> **Task description**: Go through the material and tally the lines containing the string "title". Give the total alone.

• • •

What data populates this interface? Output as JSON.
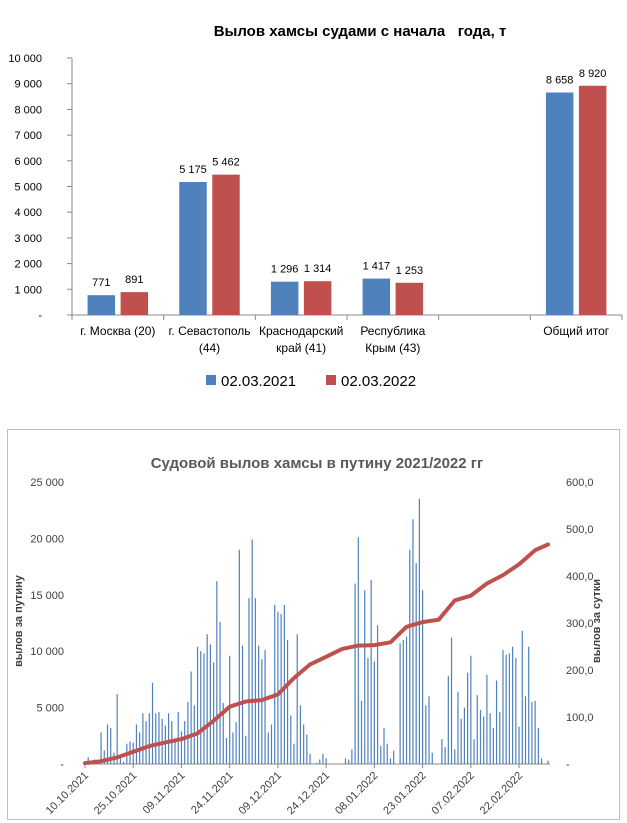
{
  "chart_data": [
    {
      "type": "bar",
      "title": "Вылов хамсы судами с начала   года, т",
      "categories": [
        [
          "г. Москва (20)"
        ],
        [
          "г. Севастополь",
          "(44)"
        ],
        [
          "Краснодарский",
          "край (41)"
        ],
        [
          "Республика",
          "Крым (43)"
        ],
        [
          ""
        ],
        [
          "Общий итог"
        ]
      ],
      "series": [
        {
          "name": "02.03.2021",
          "color": "#4F81BD",
          "values": [
            771,
            5175,
            1296,
            1417,
            null,
            8658
          ]
        },
        {
          "name": "02.03.2022",
          "color": "#C0504D",
          "values": [
            891,
            5462,
            1314,
            1253,
            null,
            8920
          ]
        }
      ],
      "value_labels": [
        [
          "771",
          "5 175",
          "1 296",
          "1 417",
          "",
          "8 658"
        ],
        [
          "891",
          "5 462",
          "1 314",
          "1 253",
          "",
          "8 920"
        ]
      ],
      "ylim": [
        0,
        10000
      ],
      "y_ticks": [
        "-",
        "1 000",
        "2 000",
        "3 000",
        "4 000",
        "5 000",
        "6 000",
        "7 000",
        "8 000",
        "9 000",
        "10 000"
      ],
      "grid": false,
      "legend": "bottom"
    },
    {
      "type": "bar+line",
      "title": "Судовой вылов хамсы в путину 2021/2022 гг",
      "ylabel": "вылов за путину",
      "y2label": "вылов за сутки",
      "ylim": [
        0,
        25000
      ],
      "y2lim": [
        0,
        600
      ],
      "y_ticks": [
        "-",
        "5 000",
        "10 000",
        "15 000",
        "20 000",
        "25 000"
      ],
      "y2_ticks": [
        "-",
        "100,0",
        "200,0",
        "300,0",
        "400,0",
        "500,0",
        "600,0"
      ],
      "x_ticks": [
        "10.10.2021",
        "25.10.2021",
        "09.11.2021",
        "24.11.2021",
        "09.12.2021",
        "24.12.2021",
        "08.01.2022",
        "23.01.2022",
        "07.02.2022",
        "22.02.2022"
      ],
      "x_range_days": [
        0,
        144
      ],
      "bar_color": "#4F81BD",
      "line_color": "#C0504D",
      "daily_bars": {
        "day": [
          0,
          1,
          2,
          3,
          4,
          5,
          6,
          7,
          8,
          9,
          10,
          11,
          12,
          13,
          14,
          15,
          16,
          17,
          18,
          19,
          20,
          21,
          22,
          23,
          24,
          25,
          26,
          27,
          28,
          29,
          30,
          31,
          32,
          33,
          34,
          35,
          36,
          37,
          38,
          39,
          40,
          41,
          42,
          43,
          44,
          45,
          46,
          47,
          48,
          49,
          50,
          51,
          52,
          53,
          54,
          55,
          56,
          57,
          58,
          59,
          60,
          61,
          62,
          63,
          64,
          65,
          66,
          67,
          68,
          69,
          70,
          71,
          72,
          73,
          74,
          75,
          76,
          77,
          78,
          79,
          80,
          81,
          82,
          83,
          84,
          85,
          86,
          87,
          88,
          89,
          90,
          91,
          92,
          93,
          94,
          95,
          96,
          97,
          98,
          99,
          100,
          101,
          102,
          103,
          104,
          105,
          106,
          107,
          108,
          109,
          110,
          111,
          112,
          113,
          114,
          115,
          116,
          117,
          118,
          119,
          120,
          121,
          122,
          123,
          124,
          125,
          126,
          127,
          128,
          129,
          130,
          131,
          132,
          133,
          134,
          135,
          136,
          137,
          138,
          139,
          140,
          141,
          142,
          143,
          144
        ],
        "value": [
          200,
          600,
          300,
          400,
          200,
          2800,
          1200,
          3500,
          3200,
          1000,
          6200,
          600,
          200,
          1800,
          2000,
          1900,
          3500,
          2800,
          4500,
          3800,
          4500,
          7200,
          4500,
          4600,
          4000,
          3400,
          4500,
          3800,
          2000,
          4600,
          2900,
          3800,
          5500,
          8200,
          5200,
          10400,
          10000,
          9800,
          11500,
          10600,
          9000,
          16200,
          12600,
          5400,
          2300,
          9600,
          2800,
          3700,
          19000,
          10500,
          2500,
          14700,
          19900,
          14700,
          10500,
          9300,
          10100,
          2800,
          3500,
          14100,
          13500,
          13300,
          14100,
          11000,
          4300,
          1800,
          11500,
          5200,
          3500,
          2600,
          900,
          0,
          100,
          400,
          900,
          500,
          0,
          0,
          0,
          0,
          0,
          500,
          400,
          1300,
          16000,
          20100,
          5600,
          15400,
          9400,
          16300,
          9100,
          12300,
          1600,
          3200,
          1800,
          500,
          1200,
          0,
          10700,
          11000,
          11300,
          19000,
          21700,
          17800,
          23500,
          15400,
          5200,
          6000,
          1000,
          0,
          0,
          2200,
          1500,
          7800,
          11200,
          1300,
          6400,
          4000,
          5000,
          8100,
          9600,
          2200,
          6100,
          4800,
          4200,
          7900,
          4500,
          3200,
          7400,
          4600,
          10100,
          9700,
          9800,
          10400,
          9400,
          3300,
          11800,
          6000,
          10400,
          5500,
          5600,
          3200,
          500,
          0,
          300
        ]
      },
      "cumulative_line": {
        "day": [
          0,
          5,
          10,
          15,
          20,
          25,
          30,
          35,
          40,
          45,
          50,
          55,
          60,
          65,
          70,
          75,
          80,
          85,
          90,
          95,
          100,
          105,
          110,
          115,
          120,
          125,
          130,
          135,
          140,
          144
        ],
        "value": [
          2,
          6,
          14,
          26,
          38,
          46,
          53,
          65,
          92,
          122,
          133,
          136,
          148,
          183,
          212,
          228,
          245,
          252,
          253,
          259,
          292,
          302,
          307,
          348,
          358,
          384,
          402,
          425,
          455,
          467
        ]
      }
    }
  ]
}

• • •

> **Result for this exercise**: 2